Each line that holds the word "Transitions" counts once; report how many lines do so and nothing else.

== INFORMATION GIVEN ==

Begin

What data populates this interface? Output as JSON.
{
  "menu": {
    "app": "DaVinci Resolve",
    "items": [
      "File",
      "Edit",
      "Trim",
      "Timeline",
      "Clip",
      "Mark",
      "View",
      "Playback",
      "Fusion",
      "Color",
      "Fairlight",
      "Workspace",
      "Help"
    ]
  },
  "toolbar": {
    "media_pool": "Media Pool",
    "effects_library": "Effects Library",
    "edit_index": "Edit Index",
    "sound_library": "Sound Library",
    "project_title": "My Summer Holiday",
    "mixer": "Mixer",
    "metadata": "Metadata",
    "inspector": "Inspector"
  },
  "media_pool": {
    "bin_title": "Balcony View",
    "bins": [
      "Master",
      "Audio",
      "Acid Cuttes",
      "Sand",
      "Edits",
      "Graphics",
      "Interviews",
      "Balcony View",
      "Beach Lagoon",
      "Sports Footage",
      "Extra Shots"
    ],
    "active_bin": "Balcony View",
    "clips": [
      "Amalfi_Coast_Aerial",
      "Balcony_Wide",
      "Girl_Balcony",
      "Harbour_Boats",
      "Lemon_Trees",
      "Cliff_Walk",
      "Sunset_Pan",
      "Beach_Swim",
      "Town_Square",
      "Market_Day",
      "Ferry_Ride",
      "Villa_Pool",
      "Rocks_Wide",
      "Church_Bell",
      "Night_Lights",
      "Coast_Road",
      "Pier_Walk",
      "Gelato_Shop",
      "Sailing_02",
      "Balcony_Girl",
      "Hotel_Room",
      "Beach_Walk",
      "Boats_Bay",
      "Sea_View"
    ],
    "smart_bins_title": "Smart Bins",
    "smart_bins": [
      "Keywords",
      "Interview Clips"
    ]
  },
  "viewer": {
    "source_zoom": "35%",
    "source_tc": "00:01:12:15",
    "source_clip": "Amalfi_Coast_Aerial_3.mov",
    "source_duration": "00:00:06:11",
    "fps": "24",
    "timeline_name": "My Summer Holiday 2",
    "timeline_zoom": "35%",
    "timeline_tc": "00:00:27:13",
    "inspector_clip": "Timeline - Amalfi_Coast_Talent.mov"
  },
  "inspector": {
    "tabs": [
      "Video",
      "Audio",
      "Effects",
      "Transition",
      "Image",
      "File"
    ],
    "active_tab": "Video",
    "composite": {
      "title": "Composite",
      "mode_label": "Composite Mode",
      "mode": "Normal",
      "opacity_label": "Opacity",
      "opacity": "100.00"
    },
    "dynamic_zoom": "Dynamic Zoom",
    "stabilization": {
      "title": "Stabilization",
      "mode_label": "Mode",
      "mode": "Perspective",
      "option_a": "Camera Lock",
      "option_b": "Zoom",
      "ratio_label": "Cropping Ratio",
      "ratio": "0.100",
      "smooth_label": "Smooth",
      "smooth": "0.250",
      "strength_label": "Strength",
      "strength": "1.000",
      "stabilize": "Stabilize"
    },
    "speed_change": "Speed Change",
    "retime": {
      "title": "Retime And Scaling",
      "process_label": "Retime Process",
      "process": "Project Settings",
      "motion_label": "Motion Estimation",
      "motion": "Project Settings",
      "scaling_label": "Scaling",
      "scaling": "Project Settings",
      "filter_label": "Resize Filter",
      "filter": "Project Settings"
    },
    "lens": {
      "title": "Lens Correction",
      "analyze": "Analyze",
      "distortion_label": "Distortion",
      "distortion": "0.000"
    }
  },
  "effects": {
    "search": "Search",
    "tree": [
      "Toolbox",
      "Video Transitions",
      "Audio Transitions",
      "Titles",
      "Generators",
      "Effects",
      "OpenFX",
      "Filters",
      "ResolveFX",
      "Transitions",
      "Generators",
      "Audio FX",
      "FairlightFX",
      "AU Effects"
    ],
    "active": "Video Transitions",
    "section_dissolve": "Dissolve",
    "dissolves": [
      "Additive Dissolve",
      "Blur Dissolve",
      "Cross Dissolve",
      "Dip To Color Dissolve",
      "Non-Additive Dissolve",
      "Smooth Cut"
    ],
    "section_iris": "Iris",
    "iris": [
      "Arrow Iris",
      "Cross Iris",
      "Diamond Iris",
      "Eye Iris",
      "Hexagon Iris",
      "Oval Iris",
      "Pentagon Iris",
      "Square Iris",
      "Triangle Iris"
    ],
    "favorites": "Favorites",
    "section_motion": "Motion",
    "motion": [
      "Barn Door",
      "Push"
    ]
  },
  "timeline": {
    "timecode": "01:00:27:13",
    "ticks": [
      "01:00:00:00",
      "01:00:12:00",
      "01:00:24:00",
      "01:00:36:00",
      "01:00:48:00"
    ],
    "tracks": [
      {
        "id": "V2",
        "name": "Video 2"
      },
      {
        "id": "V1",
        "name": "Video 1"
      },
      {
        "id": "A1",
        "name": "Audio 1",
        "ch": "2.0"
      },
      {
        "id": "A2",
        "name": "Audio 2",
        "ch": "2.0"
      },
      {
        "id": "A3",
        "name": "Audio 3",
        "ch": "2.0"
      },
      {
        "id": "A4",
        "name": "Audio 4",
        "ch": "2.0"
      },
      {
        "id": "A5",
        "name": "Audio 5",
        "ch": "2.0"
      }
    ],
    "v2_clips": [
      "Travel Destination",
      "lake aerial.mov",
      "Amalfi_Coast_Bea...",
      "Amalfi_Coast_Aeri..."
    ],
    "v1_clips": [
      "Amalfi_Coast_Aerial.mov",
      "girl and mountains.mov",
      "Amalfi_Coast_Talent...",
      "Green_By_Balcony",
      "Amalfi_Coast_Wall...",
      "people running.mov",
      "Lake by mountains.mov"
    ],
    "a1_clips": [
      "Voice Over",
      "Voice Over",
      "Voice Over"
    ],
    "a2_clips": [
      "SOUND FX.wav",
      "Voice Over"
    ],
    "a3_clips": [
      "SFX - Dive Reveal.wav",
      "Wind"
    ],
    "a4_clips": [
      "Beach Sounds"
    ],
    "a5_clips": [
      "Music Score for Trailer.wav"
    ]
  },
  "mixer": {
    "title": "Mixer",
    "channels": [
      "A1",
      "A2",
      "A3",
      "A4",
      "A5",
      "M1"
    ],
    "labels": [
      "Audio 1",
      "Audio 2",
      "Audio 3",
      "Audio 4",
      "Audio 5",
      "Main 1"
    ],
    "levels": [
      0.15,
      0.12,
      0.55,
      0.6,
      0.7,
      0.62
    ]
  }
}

End

== ANSWER FOR THIS EXERCISE ==
4